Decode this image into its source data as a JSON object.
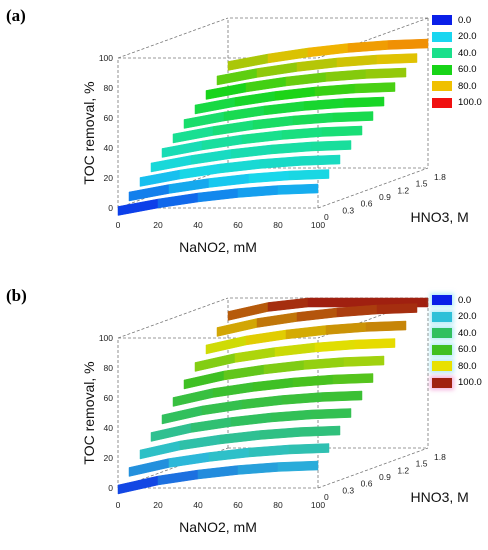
{
  "chart_data": [
    {
      "type": "surface",
      "panel_label": "(a)",
      "xlabel": "NaNO2, mM",
      "ylabel": "HNO3, M",
      "zlabel": "TOC removal, %",
      "x_ticks": [
        "0",
        "20",
        "40",
        "60",
        "80",
        "100"
      ],
      "y_ticks": [
        "0",
        "0.3",
        "0.6",
        "0.9",
        "1.2",
        "1.5",
        "1.8"
      ],
      "z_ticks": [
        "0",
        "20",
        "40",
        "60",
        "80",
        "100"
      ],
      "xlim": [
        0,
        100
      ],
      "ylim": [
        0,
        1.8
      ],
      "zlim": [
        0,
        100
      ],
      "series": [
        {
          "y": 0.0,
          "x": [
            0,
            20,
            40,
            60,
            80,
            100
          ],
          "z": [
            1,
            6,
            10,
            13,
            15,
            16
          ]
        },
        {
          "y": 0.18,
          "x": [
            0,
            20,
            40,
            60,
            80,
            100
          ],
          "z": [
            8,
            13,
            17,
            20,
            22,
            23
          ]
        },
        {
          "y": 0.36,
          "x": [
            0,
            20,
            40,
            60,
            80,
            100
          ],
          "z": [
            15,
            20,
            24,
            27,
            29,
            30
          ]
        },
        {
          "y": 0.54,
          "x": [
            0,
            20,
            40,
            60,
            80,
            100
          ],
          "z": [
            22,
            27,
            31,
            34,
            36,
            37
          ]
        },
        {
          "y": 0.72,
          "x": [
            0,
            20,
            40,
            60,
            80,
            100
          ],
          "z": [
            29,
            34,
            38,
            41,
            43,
            44
          ]
        },
        {
          "y": 0.9,
          "x": [
            0,
            20,
            40,
            60,
            80,
            100
          ],
          "z": [
            36,
            41,
            45,
            48,
            50,
            51
          ]
        },
        {
          "y": 1.08,
          "x": [
            0,
            20,
            40,
            60,
            80,
            100
          ],
          "z": [
            43,
            48,
            52,
            55,
            57,
            58
          ]
        },
        {
          "y": 1.26,
          "x": [
            0,
            20,
            40,
            60,
            80,
            100
          ],
          "z": [
            50,
            55,
            59,
            62,
            64,
            65
          ]
        },
        {
          "y": 1.44,
          "x": [
            0,
            20,
            40,
            60,
            80,
            100
          ],
          "z": [
            57,
            62,
            66,
            69,
            71,
            72
          ]
        },
        {
          "y": 1.62,
          "x": [
            0,
            20,
            40,
            60,
            80,
            100
          ],
          "z": [
            64,
            69,
            73,
            76,
            78,
            79
          ]
        },
        {
          "y": 1.8,
          "x": [
            0,
            20,
            40,
            60,
            80,
            100
          ],
          "z": [
            71,
            76,
            80,
            83,
            85,
            86
          ]
        }
      ],
      "legend": [
        {
          "label": "0.0",
          "color": "#0a1fe8"
        },
        {
          "label": "20.0",
          "color": "#19d6f0"
        },
        {
          "label": "40.0",
          "color": "#19e08a"
        },
        {
          "label": "60.0",
          "color": "#18d418"
        },
        {
          "label": "80.0",
          "color": "#f0c000"
        },
        {
          "label": "100.0",
          "color": "#f01010"
        }
      ]
    },
    {
      "type": "surface",
      "panel_label": "(b)",
      "xlabel": "NaNO2, mM",
      "ylabel": "HNO3, M",
      "zlabel": "TOC removal, %",
      "x_ticks": [
        "0",
        "20",
        "40",
        "60",
        "80",
        "100"
      ],
      "y_ticks": [
        "0",
        "0.3",
        "0.6",
        "0.9",
        "1.2",
        "1.5",
        "1.8"
      ],
      "z_ticks": [
        "0",
        "20",
        "40",
        "60",
        "80",
        "100"
      ],
      "xlim": [
        0,
        100
      ],
      "ylim": [
        0,
        1.8
      ],
      "zlim": [
        0,
        100
      ],
      "series": [
        {
          "y": 0.0,
          "x": [
            0,
            20,
            40,
            60,
            80,
            100
          ],
          "z": [
            2,
            8,
            12,
            15,
            17,
            18
          ]
        },
        {
          "y": 0.18,
          "x": [
            0,
            20,
            40,
            60,
            80,
            100
          ],
          "z": [
            11,
            17,
            21,
            24,
            26,
            27
          ]
        },
        {
          "y": 0.36,
          "x": [
            0,
            20,
            40,
            60,
            80,
            100
          ],
          "z": [
            20,
            26,
            30,
            33,
            35,
            36
          ]
        },
        {
          "y": 0.54,
          "x": [
            0,
            20,
            40,
            60,
            80,
            100
          ],
          "z": [
            29,
            35,
            39,
            42,
            44,
            45
          ]
        },
        {
          "y": 0.72,
          "x": [
            0,
            20,
            40,
            60,
            80,
            100
          ],
          "z": [
            38,
            44,
            48,
            51,
            53,
            54
          ]
        },
        {
          "y": 0.9,
          "x": [
            0,
            20,
            40,
            60,
            80,
            100
          ],
          "z": [
            47,
            53,
            57,
            60,
            62,
            63
          ]
        },
        {
          "y": 1.08,
          "x": [
            0,
            20,
            40,
            60,
            80,
            100
          ],
          "z": [
            56,
            62,
            66,
            69,
            71,
            72
          ]
        },
        {
          "y": 1.26,
          "x": [
            0,
            20,
            40,
            60,
            80,
            100
          ],
          "z": [
            65,
            71,
            75,
            78,
            80,
            81
          ]
        },
        {
          "y": 1.44,
          "x": [
            0,
            20,
            40,
            60,
            80,
            100
          ],
          "z": [
            74,
            80,
            84,
            87,
            89,
            90
          ]
        },
        {
          "y": 1.62,
          "x": [
            0,
            20,
            40,
            60,
            80,
            100
          ],
          "z": [
            83,
            89,
            93,
            96,
            98,
            99
          ]
        },
        {
          "y": 1.8,
          "x": [
            0,
            20,
            40,
            60,
            80,
            100
          ],
          "z": [
            91,
            97,
            100,
            100,
            100,
            100
          ]
        }
      ],
      "legend": [
        {
          "label": "0.0",
          "color": "#0a1fe8"
        },
        {
          "label": "20.0",
          "color": "#2ec0d8"
        },
        {
          "label": "40.0",
          "color": "#30c060"
        },
        {
          "label": "60.0",
          "color": "#40c020"
        },
        {
          "label": "80.0",
          "color": "#e8e000"
        },
        {
          "label": "100.0",
          "color": "#a02010"
        }
      ]
    }
  ]
}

····················

### Set exercise
Find each line holding the word "color" and copy it.

### Answer to the exercise
          "color": "#0a1fe8"
          "color": "#19d6f0"
          "color": "#19e08a"
          "color": "#18d418"
          "color": "#f0c000"
          "color": "#f01010"
          "color": "#0a1fe8"
          "color": "#2ec0d8"
          "color": "#30c060"
          "color": "#40c020"
          "color": "#e8e000"
          "color": "#a02010"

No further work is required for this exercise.